_Dataset extract:_
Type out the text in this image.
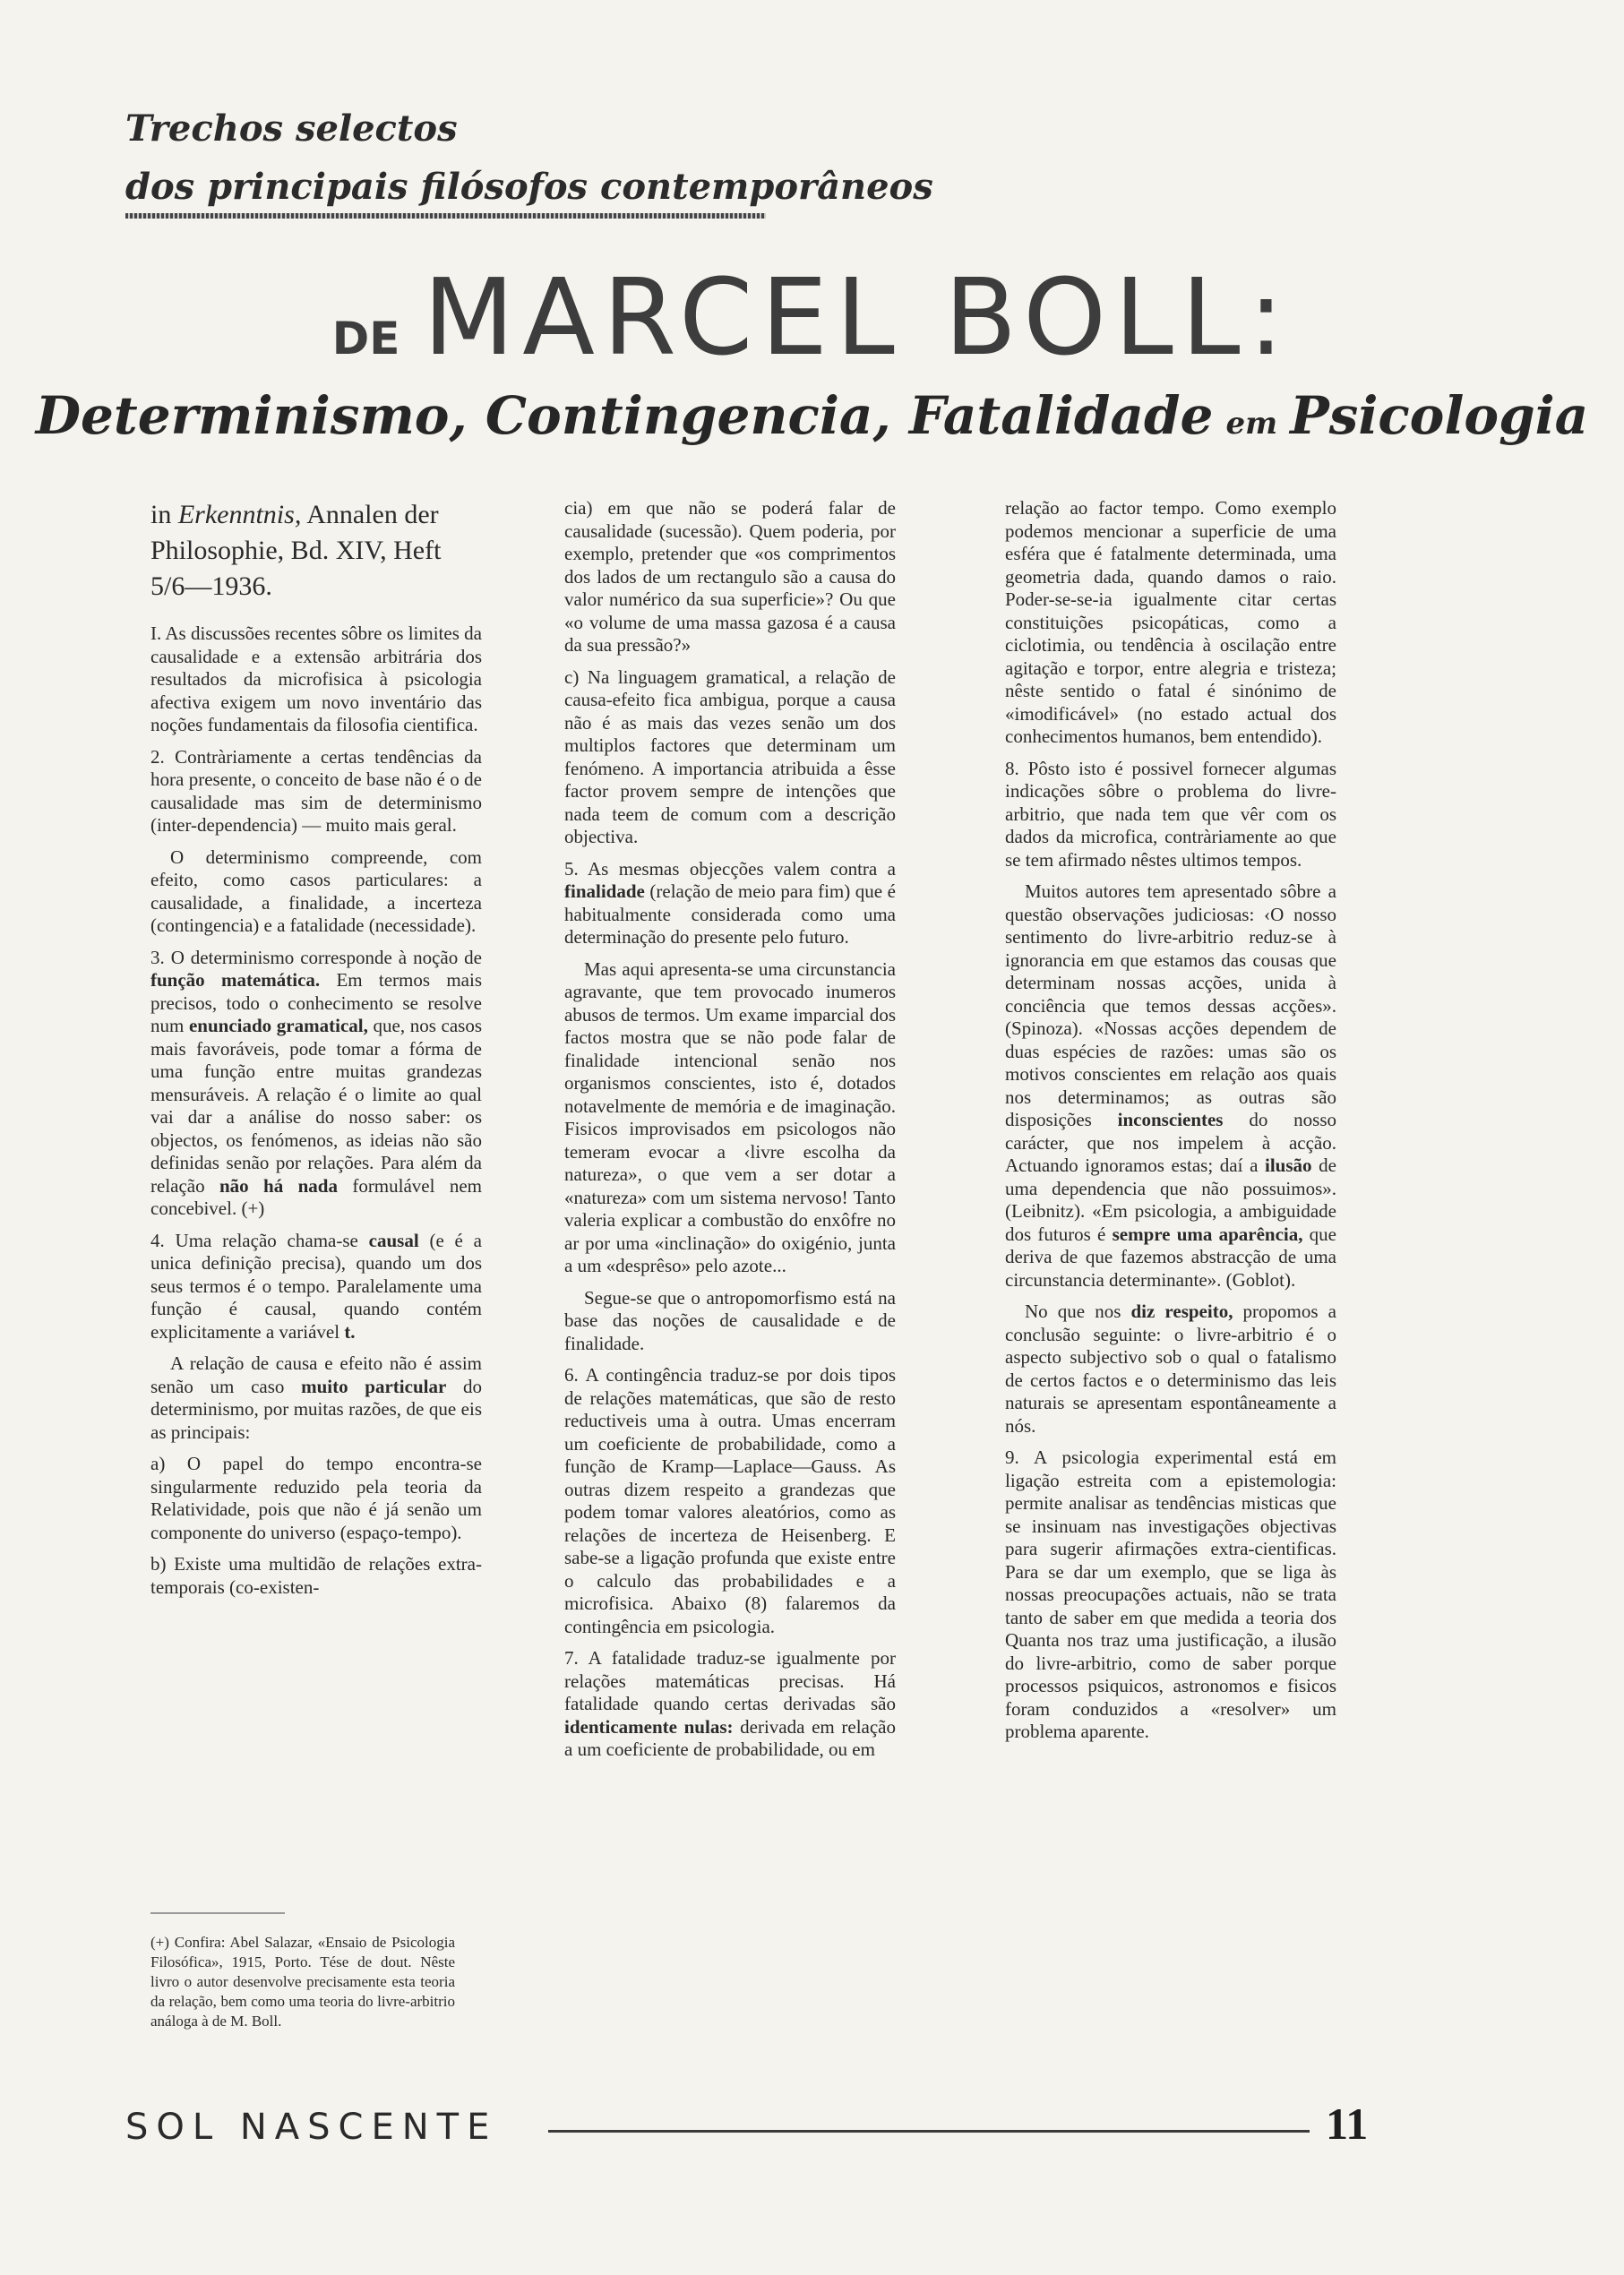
Trechos selectos
dos principais filósofos contemporâneos
DE MARCEL BOLL:
Determinismo, Contingencia, Fatalidade em Psicologia

in Erkenntnis, Annalen der Philosophie, Bd. XIV, Heft 5/6—1936.

I. As discussões recentes sôbre os limites da causalidade e a extensão arbitrária dos resultados da microfisica à psicologia afectiva exigem um novo inventário das noções fundamentais da filosofia cientifica.

2. Contràriamente a certas tendências da hora presente, o conceito de base não é o de causalidade mas sim de determinismo (inter-dependencia) — muito mais geral.

O determinismo compreende, com efeito, como casos particulares: a causalidade, a finalidade, a incerteza (contingencia) e a fatalidade (necessidade).

3. O determinismo corresponde à noção de função matemática. Em termos mais precisos, todo o conhecimento se resolve num enunciado gramatical, que, nos casos mais favoráveis, pode tomar a fórma de uma função entre muitas grandezas mensuráveis. A relação é o limite ao qual vai dar a análise do nosso saber: os objectos, os fenómenos, as ideias não são definidas senão por relações. Para além da relação não há nada formulável nem concebivel. (+)

4. Uma relação chama-se causal (e é a unica definição precisa), quando um dos seus termos é o tempo. Paralelamente uma função é causal, quando contém explicitamente a variável t.

A relação de causa e efeito não é assim senão um caso muito particular do determinismo, por muitas razões, de que eis as principais:

a) O papel do tempo encontra-se singularmente reduzido pela teoria da Relatividade, pois que não é já senão um componente do universo (espaço-tempo).

b) Existe uma multidão de relações extra-temporais (co-existen-

(+) Confira: Abel Salazar, «Ensaio de Psicologia Filosófica», 1915, Porto. Tése de dout. Nêste livro o autor desenvolve precisamente esta teoria da relação, bem como uma teoria do livre-arbitrio análoga à de M. Boll.

cia) em que não se poderá falar de causalidade (sucessão). Quem poderia, por exemplo, pretender que «os comprimentos dos lados de um rectangulo são a causa do valor numérico da sua superficie»? Ou que «o volume de uma massa gazosa é a causa da sua pressão?»

c) Na linguagem gramatical, a relação de causa-efeito fica ambigua, porque a causa não é as mais das vezes senão um dos multiplos factores que determinam um fenómeno. A importancia atribuida a êsse factor provem sempre de intenções que nada teem de comum com a descrição objectiva.

5. As mesmas objecções valem contra a finalidade (relação de meio para fim) que é habitualmente considerada como uma determinação do presente pelo futuro.

Mas aqui apresenta-se uma circunstancia agravante, que tem provocado inumeros abusos de termos. Um exame imparcial dos factos mostra que se não pode falar de finalidade intencional senão nos organismos conscientes, isto é, dotados notavelmente de memória e de imaginação. Fisicos improvisados em psicologos não temeram evocar a ‹livre escolha da natureza», o que vem a ser dotar a «natureza» com um sistema nervoso! Tanto valeria explicar a combustão do enxôfre no ar por uma «inclinação» do oxigénio, junta a um «desprêso» pelo azote...

Segue-se que o antropomorfismo está na base das noções de causalidade e de finalidade.

6. A contingência traduz-se por dois tipos de relações matemáticas, que são de resto reductiveis uma à outra. Umas encerram um coeficiente de probabilidade, como a função de Kramp—Laplace—Gauss. As outras dizem respeito a grandezas que podem tomar valores aleatórios, como as relações de incerteza de Heisenberg. E sabe-se a ligação profunda que existe entre o calculo das probabilidades e a microfisica. Abaixo (8) falaremos da contingência em psicologia.

7. A fatalidade traduz-se igualmente por relações matemáticas precisas. Há fatalidade quando certas derivadas são identicamente nulas: derivada em relação a um coeficiente de probabilidade, ou em

relação ao factor tempo. Como exemplo podemos mencionar a superficie de uma esféra que é fatalmente determinada, uma geometria dada, quando damos o raio. Poder-se-se-ia igualmente citar certas constituições psicopáticas, como a ciclotimia, ou tendência à oscilação entre agitação e torpor, entre alegria e tristeza; nêste sentido o fatal é sinónimo de «imodificável» (no estado actual dos conhecimentos humanos, bem entendido).

8. Pôsto isto é possivel fornecer algumas indicações sôbre o problema do livre-arbitrio, que nada tem que vêr com os dados da microfica, contràriamente ao que se tem afirmado nêstes ultimos tempos.

Muitos autores tem apresentado sôbre a questão observações judiciosas: ‹O nosso sentimento do livre-arbitrio reduz-se à ignorancia em que estamos das cousas que determinam nossas acções, unida à conciência que temos dessas acções». (Spinoza). «Nossas acções dependem de duas espécies de razões: umas são os motivos conscientes em relação aos quais nos determinamos; as outras são disposições inconscientes do nosso carácter, que nos impelem à acção. Actuando ignoramos estas; daí a ilusão de uma dependencia que não possuimos». (Leibnitz). «Em psicologia, a ambiguidade dos futuros é sempre uma aparência, que deriva de que fazemos abstracção de uma circunstancia determinante». (Goblot).

No que nos diz respeito, propomos a conclusão seguinte: o livre-arbitrio é o aspecto subjectivo sob o qual o fatalismo de certos factos e o determinismo das leis naturais se apresentam espontâneamente a nós.

9. A psicologia experimental está em ligação estreita com a epistemologia: permite analisar as tendências misticas que se insinuam nas investigações objectivas para sugerir afirmações extra-cientificas. Para se dar um exemplo, que se liga às nossas preocupações actuais, não se trata tanto de saber em que medida a teoria dos Quanta nos traz uma justificação, a ilusão do livre-arbitrio, como de saber porque processos psiquicos, astronomos e fisicos foram conduzidos a «resolver» um problema aparente.

SOL NASCENTE	11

_Problem to solve:_ Omit every image. Quote each record exactly.

_Output below:_
Type out the text in this image.
Trechos selectos
dos principais filósofos contemporâneos
DE MARCEL BOLL:
Determinismo, Contingencia, Fatalidade em Psicologia

in Erkenntnis, Annalen der Philosophie, Bd. XIV, Heft 5/6—1936.

I. As discussões recentes sôbre os limites da causalidade e a extensão arbitrária dos resultados da microfisica à psicologia afectiva exigem um novo inventário das noções fundamentais da filosofia cientifica.

2. Contràriamente a certas tendências da hora presente, o conceito de base não é o de causalidade mas sim de determinismo (inter-dependencia) — muito mais geral.

O determinismo compreende, com efeito, como casos particulares: a causalidade, a finalidade, a incerteza (contingencia) e a fatalidade (necessidade).

3. O determinismo corresponde à noção de função matemática. Em termos mais precisos, todo o conhecimento se resolve num enunciado gramatical, que, nos casos mais favoráveis, pode tomar a fórma de uma função entre muitas grandezas mensuráveis. A relação é o limite ao qual vai dar a análise do nosso saber: os objectos, os fenómenos, as ideias não são definidas senão por relações. Para além da relação não há nada formulável nem concebivel. (+)

4. Uma relação chama-se causal (e é a unica definição precisa), quando um dos seus termos é o tempo. Paralelamente uma função é causal, quando contém explicitamente a variável t.

A relação de causa e efeito não é assim senão um caso muito particular do determinismo, por muitas razões, de que eis as principais:

a) O papel do tempo encontra-se singularmente reduzido pela teoria da Relatividade, pois que não é já senão um componente do universo (espaço-tempo).

b) Existe uma multidão de relações extra-temporais (co-existen-

(+) Confira: Abel Salazar, «Ensaio de Psicologia Filosófica», 1915, Porto. Tése de dout. Nêste livro o autor desenvolve precisamente esta teoria da relação, bem como uma teoria do livre-arbitrio análoga à de M. Boll.

cia) em que não se poderá falar de causalidade (sucessão). Quem poderia, por exemplo, pretender que «os comprimentos dos lados de um rectangulo são a causa do valor numérico da sua superficie»? Ou que «o volume de uma massa gazosa é a causa da sua pressão?»

c) Na linguagem gramatical, a relação de causa-efeito fica ambigua, porque a causa não é as mais das vezes senão um dos multiplos factores que determinam um fenómeno. A importancia atribuida a êsse factor provem sempre de intenções que nada teem de comum com a descrição objectiva.

5. As mesmas objecções valem contra a finalidade (relação de meio para fim) que é habitualmente considerada como uma determinação do presente pelo futuro.

Mas aqui apresenta-se uma circunstancia agravante, que tem provocado inumeros abusos de termos. Um exame imparcial dos factos mostra que se não pode falar de finalidade intencional senão nos organismos conscientes, isto é, dotados notavelmente de memória e de imaginação. Fisicos improvisados em psicologos não temeram evocar a ‹livre escolha da natureza», o que vem a ser dotar a «natureza» com um sistema nervoso! Tanto valeria explicar a combustão do enxôfre no ar por uma «inclinação» do oxigénio, junta a um «desprêso» pelo azote...

Segue-se que o antropomorfismo está na base das noções de causalidade e de finalidade.

6. A contingência traduz-se por dois tipos de relações matemáticas, que são de resto reductiveis uma à outra. Umas encerram um coeficiente de probabilidade, como a função de Kramp—Laplace—Gauss. As outras dizem respeito a grandezas que podem tomar valores aleatórios, como as relações de incerteza de Heisenberg. E sabe-se a ligação profunda que existe entre o calculo das probabilidades e a microfisica. Abaixo (8) falaremos da contingência em psicologia.

7. A fatalidade traduz-se igualmente por relações matemáticas precisas. Há fatalidade quando certas derivadas são identicamente nulas: derivada em relação a um coeficiente de probabilidade, ou em

relação ao factor tempo. Como exemplo podemos mencionar a superficie de uma esféra que é fatalmente determinada, uma geometria dada, quando damos o raio. Poder-se-se-ia igualmente citar certas constituições psicopáticas, como a ciclotimia, ou tendência à oscilação entre agitação e torpor, entre alegria e tristeza; nêste sentido o fatal é sinónimo de «imodificável» (no estado actual dos conhecimentos humanos, bem entendido).

8. Pôsto isto é possivel fornecer algumas indicações sôbre o problema do livre-arbitrio, que nada tem que vêr com os dados da microfica, contràriamente ao que se tem afirmado nêstes ultimos tempos.

Muitos autores tem apresentado sôbre a questão observações judiciosas: ‹O nosso sentimento do livre-arbitrio reduz-se à ignorancia em que estamos das cousas que determinam nossas acções, unida à conciência que temos dessas acções». (Spinoza). «Nossas acções dependem de duas espécies de razões: umas são os motivos conscientes em relação aos quais nos determinamos; as outras são disposições inconscientes do nosso carácter, que nos impelem à acção. Actuando ignoramos estas; daí a ilusão de uma dependencia que não possuimos». (Leibnitz). «Em psicologia, a ambiguidade dos futuros é sempre uma aparência, que deriva de que fazemos abstracção de uma circunstancia determinante». (Goblot).

No que nos diz respeito, propomos a conclusão seguinte: o livre-arbitrio é o aspecto subjectivo sob o qual o fatalismo de certos factos e o determinismo das leis naturais se apresentam espontâneamente a nós.

9. A psicologia experimental está em ligação estreita com a epistemologia: permite analisar as tendências misticas que se insinuam nas investigações objectivas para sugerir afirmações extra-cientificas. Para se dar um exemplo, que se liga às nossas preocupações actuais, não se trata tanto de saber em que medida a teoria dos Quanta nos traz uma justificação, a ilusão do livre-arbitrio, como de saber porque processos psiquicos, astronomos e fisicos foram conduzidos a «resolver» um problema aparente.

SOL NASCENTE	11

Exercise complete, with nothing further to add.